_Stated problem_
Reply with the count of lines holding "content", nothing more.

_Entries provided_
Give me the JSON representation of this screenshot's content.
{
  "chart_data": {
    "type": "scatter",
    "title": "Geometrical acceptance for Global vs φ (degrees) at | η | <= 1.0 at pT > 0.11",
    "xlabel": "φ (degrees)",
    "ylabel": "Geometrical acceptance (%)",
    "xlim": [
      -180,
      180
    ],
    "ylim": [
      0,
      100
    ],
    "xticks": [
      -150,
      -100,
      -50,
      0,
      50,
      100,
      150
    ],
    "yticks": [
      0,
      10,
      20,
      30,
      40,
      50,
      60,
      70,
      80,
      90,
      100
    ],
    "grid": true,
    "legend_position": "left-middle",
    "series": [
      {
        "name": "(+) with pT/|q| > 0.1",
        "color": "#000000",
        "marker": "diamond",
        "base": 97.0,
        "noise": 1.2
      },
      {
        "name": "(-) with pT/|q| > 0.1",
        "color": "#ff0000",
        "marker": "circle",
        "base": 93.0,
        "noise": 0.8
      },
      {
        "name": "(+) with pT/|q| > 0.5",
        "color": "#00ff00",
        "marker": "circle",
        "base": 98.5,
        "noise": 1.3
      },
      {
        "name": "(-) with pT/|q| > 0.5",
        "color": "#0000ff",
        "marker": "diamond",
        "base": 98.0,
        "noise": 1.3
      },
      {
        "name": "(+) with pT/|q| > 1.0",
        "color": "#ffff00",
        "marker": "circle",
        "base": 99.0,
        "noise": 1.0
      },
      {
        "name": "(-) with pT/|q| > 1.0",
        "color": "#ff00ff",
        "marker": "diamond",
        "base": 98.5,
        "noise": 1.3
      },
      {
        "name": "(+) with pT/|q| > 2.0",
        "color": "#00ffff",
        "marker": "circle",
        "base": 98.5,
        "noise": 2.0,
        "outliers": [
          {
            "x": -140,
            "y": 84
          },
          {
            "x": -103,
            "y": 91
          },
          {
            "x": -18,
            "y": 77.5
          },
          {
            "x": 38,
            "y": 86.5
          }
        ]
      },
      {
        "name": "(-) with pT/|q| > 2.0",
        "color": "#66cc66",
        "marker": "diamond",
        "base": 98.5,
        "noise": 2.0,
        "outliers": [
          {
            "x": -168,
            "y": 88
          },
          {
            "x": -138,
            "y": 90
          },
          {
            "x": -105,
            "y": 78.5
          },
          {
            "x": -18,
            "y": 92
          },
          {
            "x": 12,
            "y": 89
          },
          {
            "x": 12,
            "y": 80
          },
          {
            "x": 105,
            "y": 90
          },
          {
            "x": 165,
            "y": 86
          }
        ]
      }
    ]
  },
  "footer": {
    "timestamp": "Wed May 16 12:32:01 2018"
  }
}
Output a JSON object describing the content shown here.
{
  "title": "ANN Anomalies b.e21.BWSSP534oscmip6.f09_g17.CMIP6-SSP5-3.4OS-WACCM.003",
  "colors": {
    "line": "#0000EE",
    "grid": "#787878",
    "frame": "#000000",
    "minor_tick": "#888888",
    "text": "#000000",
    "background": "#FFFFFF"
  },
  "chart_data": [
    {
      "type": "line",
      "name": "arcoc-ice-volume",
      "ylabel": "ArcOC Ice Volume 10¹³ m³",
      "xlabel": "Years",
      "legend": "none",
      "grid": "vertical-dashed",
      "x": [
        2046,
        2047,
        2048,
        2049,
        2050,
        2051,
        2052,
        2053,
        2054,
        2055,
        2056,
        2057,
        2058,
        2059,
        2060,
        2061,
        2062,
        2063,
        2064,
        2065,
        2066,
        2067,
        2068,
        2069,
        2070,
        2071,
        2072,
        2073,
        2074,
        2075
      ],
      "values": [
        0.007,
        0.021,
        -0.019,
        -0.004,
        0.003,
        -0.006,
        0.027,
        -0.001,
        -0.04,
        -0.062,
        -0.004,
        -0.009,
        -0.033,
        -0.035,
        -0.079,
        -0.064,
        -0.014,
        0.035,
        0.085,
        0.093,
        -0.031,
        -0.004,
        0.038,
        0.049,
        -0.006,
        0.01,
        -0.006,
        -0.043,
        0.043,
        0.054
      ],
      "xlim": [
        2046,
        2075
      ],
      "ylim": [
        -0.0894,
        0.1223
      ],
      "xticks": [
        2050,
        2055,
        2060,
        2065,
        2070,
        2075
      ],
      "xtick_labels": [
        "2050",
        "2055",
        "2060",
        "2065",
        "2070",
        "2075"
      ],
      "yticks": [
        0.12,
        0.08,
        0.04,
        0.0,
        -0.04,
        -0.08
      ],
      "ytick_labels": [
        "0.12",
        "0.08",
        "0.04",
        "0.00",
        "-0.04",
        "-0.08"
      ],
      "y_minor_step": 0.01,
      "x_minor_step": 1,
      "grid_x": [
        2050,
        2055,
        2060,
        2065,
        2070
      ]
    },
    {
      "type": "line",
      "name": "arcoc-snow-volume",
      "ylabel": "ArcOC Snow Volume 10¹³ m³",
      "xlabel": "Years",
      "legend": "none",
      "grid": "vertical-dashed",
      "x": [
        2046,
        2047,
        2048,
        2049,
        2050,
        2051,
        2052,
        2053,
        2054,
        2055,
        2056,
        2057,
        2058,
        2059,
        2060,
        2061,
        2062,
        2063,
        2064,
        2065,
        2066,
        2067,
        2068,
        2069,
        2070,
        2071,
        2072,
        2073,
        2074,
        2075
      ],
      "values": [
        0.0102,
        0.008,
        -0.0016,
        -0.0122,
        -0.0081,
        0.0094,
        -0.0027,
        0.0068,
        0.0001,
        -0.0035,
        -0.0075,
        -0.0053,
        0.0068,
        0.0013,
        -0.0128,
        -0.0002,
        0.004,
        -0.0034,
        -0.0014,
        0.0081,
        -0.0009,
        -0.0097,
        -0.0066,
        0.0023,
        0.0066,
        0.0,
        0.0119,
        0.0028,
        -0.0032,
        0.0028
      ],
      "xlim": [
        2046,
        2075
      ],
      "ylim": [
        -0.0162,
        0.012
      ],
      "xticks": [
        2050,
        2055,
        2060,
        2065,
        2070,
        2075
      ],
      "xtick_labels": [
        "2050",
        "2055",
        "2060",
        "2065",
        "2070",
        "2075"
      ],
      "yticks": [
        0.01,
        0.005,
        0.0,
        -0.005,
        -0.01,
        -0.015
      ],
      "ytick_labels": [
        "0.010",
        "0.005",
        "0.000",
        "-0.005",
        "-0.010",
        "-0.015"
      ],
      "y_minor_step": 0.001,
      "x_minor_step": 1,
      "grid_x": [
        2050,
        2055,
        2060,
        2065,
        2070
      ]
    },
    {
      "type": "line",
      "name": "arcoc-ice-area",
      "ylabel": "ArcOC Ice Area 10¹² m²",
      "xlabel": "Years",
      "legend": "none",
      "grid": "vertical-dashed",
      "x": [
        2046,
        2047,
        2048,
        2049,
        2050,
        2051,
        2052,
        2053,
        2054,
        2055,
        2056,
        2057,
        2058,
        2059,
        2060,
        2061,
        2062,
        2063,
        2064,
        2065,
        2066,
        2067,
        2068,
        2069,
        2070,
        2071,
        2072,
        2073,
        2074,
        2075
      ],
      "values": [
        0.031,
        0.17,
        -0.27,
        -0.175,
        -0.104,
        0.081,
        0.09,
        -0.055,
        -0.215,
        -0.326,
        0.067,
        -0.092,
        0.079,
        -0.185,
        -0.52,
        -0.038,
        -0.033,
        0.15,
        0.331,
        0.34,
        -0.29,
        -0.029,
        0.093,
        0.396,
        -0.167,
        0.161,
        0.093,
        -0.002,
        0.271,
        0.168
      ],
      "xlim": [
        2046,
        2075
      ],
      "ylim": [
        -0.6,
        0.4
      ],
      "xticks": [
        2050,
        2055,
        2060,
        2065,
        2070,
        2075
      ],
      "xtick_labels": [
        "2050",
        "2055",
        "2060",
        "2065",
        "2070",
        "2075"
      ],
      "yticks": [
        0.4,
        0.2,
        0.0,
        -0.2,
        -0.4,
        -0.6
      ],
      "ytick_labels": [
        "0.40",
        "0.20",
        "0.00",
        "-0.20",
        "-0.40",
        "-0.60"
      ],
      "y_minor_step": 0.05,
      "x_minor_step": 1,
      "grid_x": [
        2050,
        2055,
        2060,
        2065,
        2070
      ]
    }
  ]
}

_The response_
2